Without the pictures, give the entries below again exactly as written.

_Materials provided_
----------------------------------------
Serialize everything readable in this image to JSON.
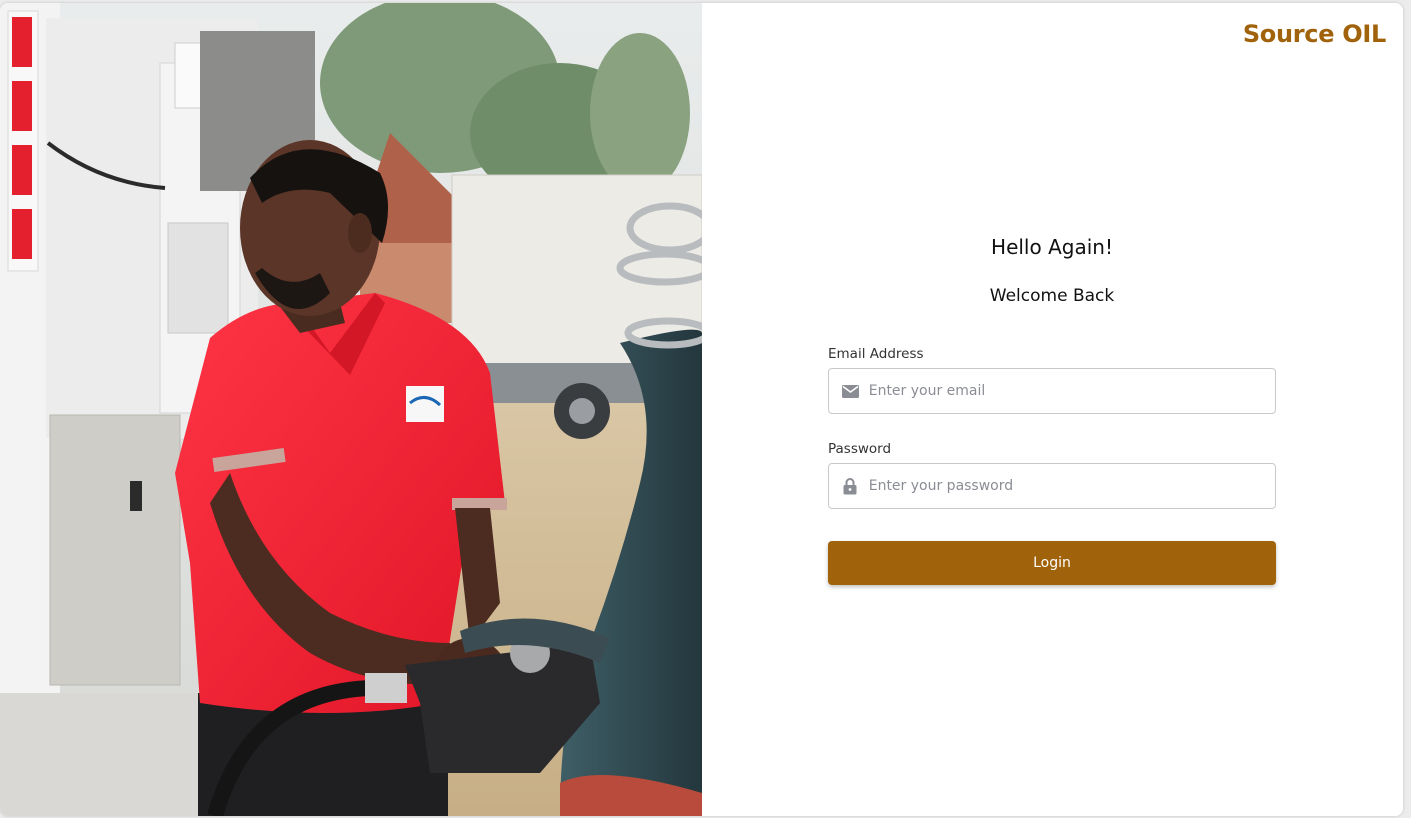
{
  "brand": {
    "name": "Source OIL",
    "color": "#a0620a"
  },
  "hero_image": {
    "description_icon": "fuel-attendant-photo"
  },
  "login": {
    "title": "Hello Again!",
    "subtitle": "Welcome Back",
    "email": {
      "label": "Email Address",
      "placeholder": "Enter your email",
      "value": "",
      "icon": "mail-icon"
    },
    "password": {
      "label": "Password",
      "placeholder": "Enter your password",
      "value": "",
      "icon": "lock-icon"
    },
    "submit_label": "Login"
  }
}
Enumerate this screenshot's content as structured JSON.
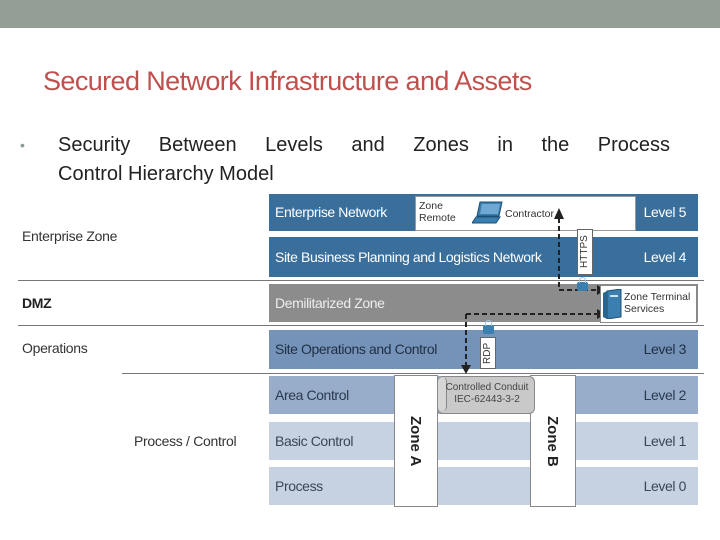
{
  "slide": {
    "title": "Secured Network Infrastructure and Assets",
    "bullet_line1": "Security Between Levels and Zones in the Process",
    "bullet_line2": "Control Hierarchy Model",
    "bullet_marker": "•"
  },
  "diagram": {
    "zones": [
      {
        "label": "Enterprise Zone"
      },
      {
        "label": "DMZ"
      },
      {
        "label": "Operations"
      },
      {
        "label": "Process / Control"
      }
    ],
    "bands": [
      {
        "label": "Enterprise Network",
        "level": "Level 5",
        "color": "#3a6f9c"
      },
      {
        "label": "Site Business Planning and Logistics Network",
        "level": "Level 4",
        "color": "#3a6f9c"
      },
      {
        "label": "Demilitarized Zone",
        "level": "",
        "color": "#8c8c8c"
      },
      {
        "label": "Site Operations and Control",
        "level": "Level 3",
        "color": "#7593b8"
      },
      {
        "label": "Area Control",
        "level": "Level 2",
        "color": "#98adc9"
      },
      {
        "label": "Basic Control",
        "level": "Level 1",
        "color": "#c6d1e1"
      },
      {
        "label": "Process",
        "level": "Level 0",
        "color": "#c6d1e1"
      }
    ],
    "remote_zone": {
      "line1": "Zone",
      "line2": "Remote",
      "contractor": "Contractor"
    },
    "https_label": "HTTPS",
    "rdp_label": "RDP",
    "terminal_services": {
      "line1": "Zone Terminal",
      "line2": "Services"
    },
    "conduit": {
      "line1": "Controlled Conduit",
      "line2": "IEC-62443-3-2"
    },
    "zone_a": "Zone A",
    "zone_b": "Zone B"
  }
}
----------------------------------------
_Right answer_
Serialize everything readable in this image to JSON.
{
  "brand": {
    "name": "Source OIL",
    "color": "#a0620a"
  },
  "hero_image": {
    "description_icon": "fuel-attendant-photo"
  },
  "login": {
    "title": "Hello Again!",
    "subtitle": "Welcome Back",
    "email": {
      "label": "Email Address",
      "placeholder": "Enter your email",
      "value": "",
      "icon": "mail-icon"
    },
    "password": {
      "label": "Password",
      "placeholder": "Enter your password",
      "value": "",
      "icon": "lock-icon"
    },
    "submit_label": "Login"
  }
}
Enumerate this screenshot's content as structured JSON.
{
  "slide": {
    "title": "Secured Network Infrastructure and Assets",
    "bullet_line1": "Security Between Levels and Zones in the Process",
    "bullet_line2": "Control Hierarchy Model",
    "bullet_marker": "•"
  },
  "diagram": {
    "zones": [
      {
        "label": "Enterprise Zone"
      },
      {
        "label": "DMZ"
      },
      {
        "label": "Operations"
      },
      {
        "label": "Process / Control"
      }
    ],
    "bands": [
      {
        "label": "Enterprise Network",
        "level": "Level 5",
        "color": "#3a6f9c"
      },
      {
        "label": "Site Business Planning and Logistics Network",
        "level": "Level 4",
        "color": "#3a6f9c"
      },
      {
        "label": "Demilitarized Zone",
        "level": "",
        "color": "#8c8c8c"
      },
      {
        "label": "Site Operations and Control",
        "level": "Level 3",
        "color": "#7593b8"
      },
      {
        "label": "Area Control",
        "level": "Level 2",
        "color": "#98adc9"
      },
      {
        "label": "Basic Control",
        "level": "Level 1",
        "color": "#c6d1e1"
      },
      {
        "label": "Process",
        "level": "Level 0",
        "color": "#c6d1e1"
      }
    ],
    "remote_zone": {
      "line1": "Zone",
      "line2": "Remote",
      "contractor": "Contractor"
    },
    "https_label": "HTTPS",
    "rdp_label": "RDP",
    "terminal_services": {
      "line1": "Zone Terminal",
      "line2": "Services"
    },
    "conduit": {
      "line1": "Controlled Conduit",
      "line2": "IEC-62443-3-2"
    },
    "zone_a": "Zone A",
    "zone_b": "Zone B"
  }
}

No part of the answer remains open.